- [Data records]
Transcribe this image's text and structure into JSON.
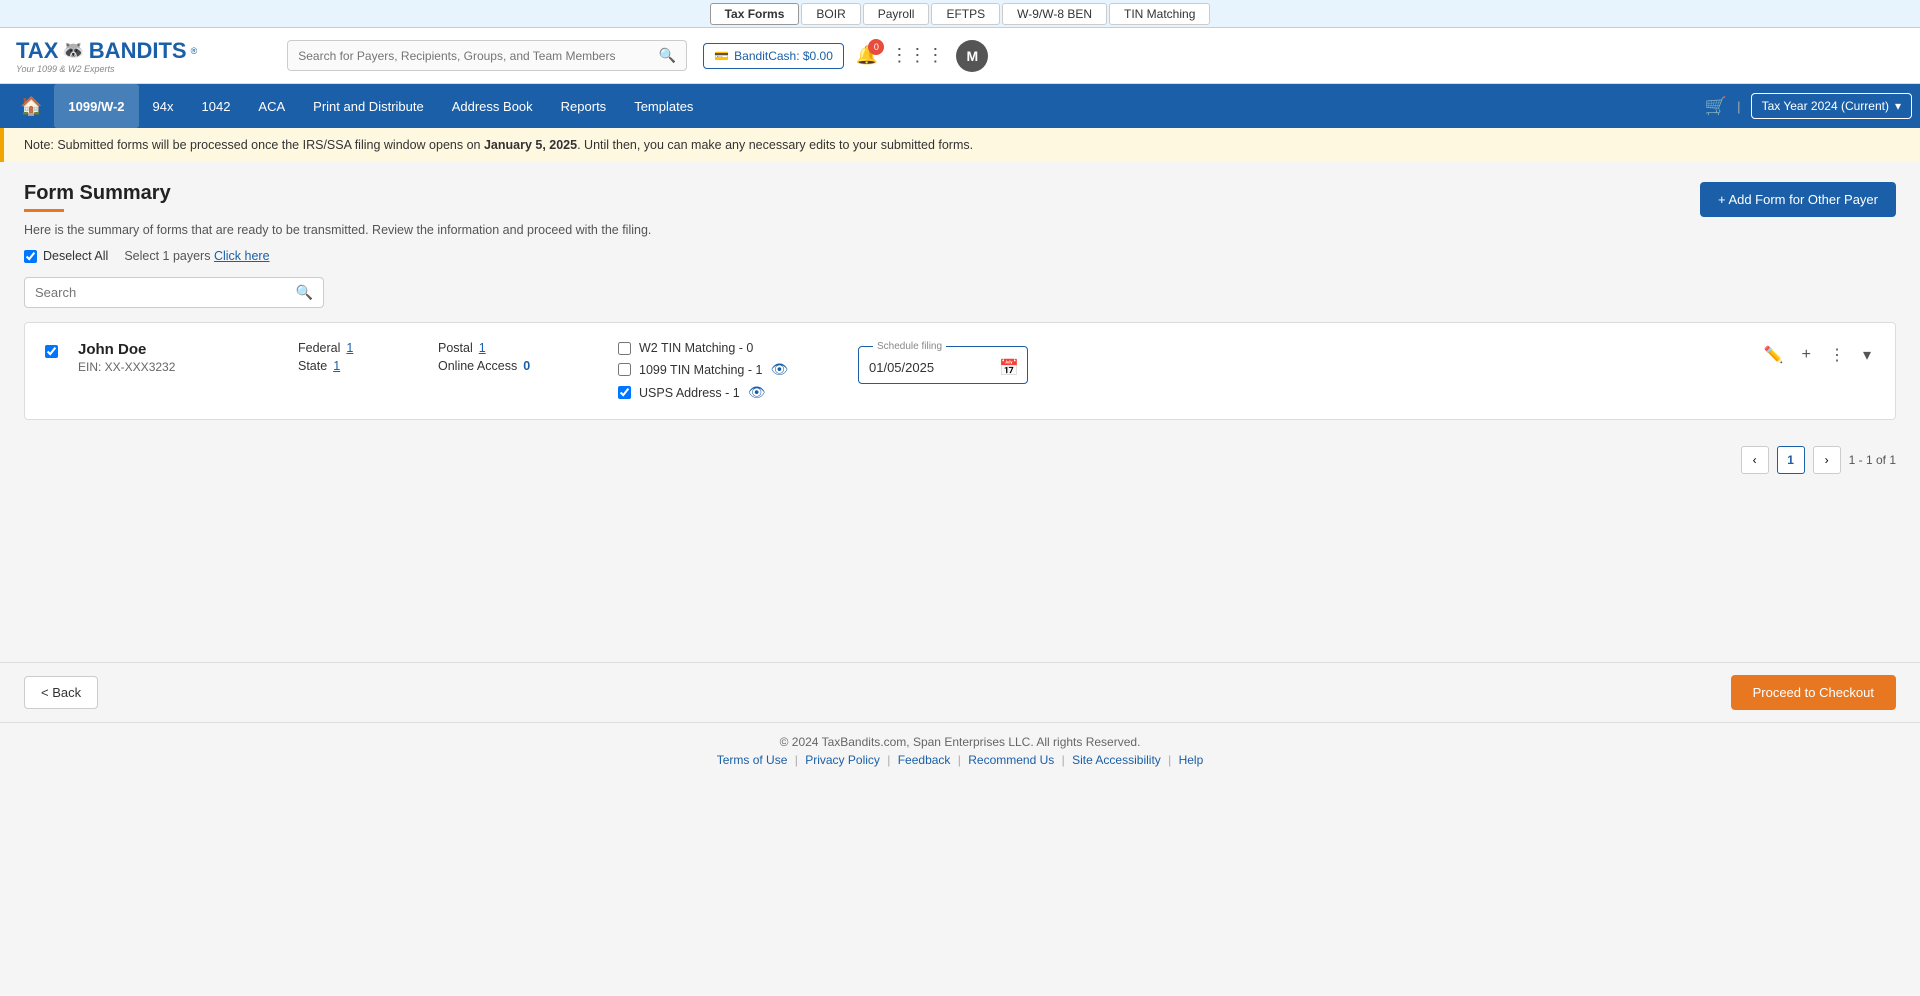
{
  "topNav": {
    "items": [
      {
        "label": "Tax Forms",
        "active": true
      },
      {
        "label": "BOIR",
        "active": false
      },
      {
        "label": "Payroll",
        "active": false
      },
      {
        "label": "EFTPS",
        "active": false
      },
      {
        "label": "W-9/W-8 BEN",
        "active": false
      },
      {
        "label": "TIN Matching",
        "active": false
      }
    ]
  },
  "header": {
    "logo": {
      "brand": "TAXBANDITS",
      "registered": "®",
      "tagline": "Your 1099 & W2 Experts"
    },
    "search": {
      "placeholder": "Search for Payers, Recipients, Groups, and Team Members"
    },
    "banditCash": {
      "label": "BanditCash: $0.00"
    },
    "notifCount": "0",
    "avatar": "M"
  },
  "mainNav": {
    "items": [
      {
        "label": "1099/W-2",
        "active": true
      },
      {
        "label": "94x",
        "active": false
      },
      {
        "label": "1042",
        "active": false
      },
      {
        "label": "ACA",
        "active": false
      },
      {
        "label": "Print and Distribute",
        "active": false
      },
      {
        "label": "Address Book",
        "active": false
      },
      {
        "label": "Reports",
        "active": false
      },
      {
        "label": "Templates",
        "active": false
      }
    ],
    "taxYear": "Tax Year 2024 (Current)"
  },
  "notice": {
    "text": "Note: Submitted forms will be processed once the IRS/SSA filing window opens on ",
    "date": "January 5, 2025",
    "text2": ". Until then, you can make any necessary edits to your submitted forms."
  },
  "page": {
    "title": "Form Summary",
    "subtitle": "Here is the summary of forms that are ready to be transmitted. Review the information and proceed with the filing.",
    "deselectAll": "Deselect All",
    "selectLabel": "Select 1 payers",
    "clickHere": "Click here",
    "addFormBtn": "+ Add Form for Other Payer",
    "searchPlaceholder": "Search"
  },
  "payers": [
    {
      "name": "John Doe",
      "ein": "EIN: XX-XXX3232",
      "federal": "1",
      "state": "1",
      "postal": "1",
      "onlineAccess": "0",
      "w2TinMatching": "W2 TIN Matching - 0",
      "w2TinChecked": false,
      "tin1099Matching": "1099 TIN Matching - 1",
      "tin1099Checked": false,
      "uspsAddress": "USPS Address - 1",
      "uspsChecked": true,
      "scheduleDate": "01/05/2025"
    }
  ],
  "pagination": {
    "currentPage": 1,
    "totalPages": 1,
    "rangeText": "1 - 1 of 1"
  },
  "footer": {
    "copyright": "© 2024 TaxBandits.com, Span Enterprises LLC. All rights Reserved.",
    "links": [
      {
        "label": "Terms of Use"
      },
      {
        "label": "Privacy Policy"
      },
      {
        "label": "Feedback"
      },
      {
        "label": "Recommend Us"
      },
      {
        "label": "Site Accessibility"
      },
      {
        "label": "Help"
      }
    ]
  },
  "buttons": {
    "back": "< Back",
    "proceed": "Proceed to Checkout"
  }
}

- [SET EXERCISE] Locate the lines above that contain "filing" and copy them.

- [RIGHT ANSWER]
    "text": "Note: Submitted forms will be processed once the IRS/SSA filing window opens on ",
    "subtitle": "Here is the summary of forms that are ready to be transmitted. Review the information and proceed with the filing.",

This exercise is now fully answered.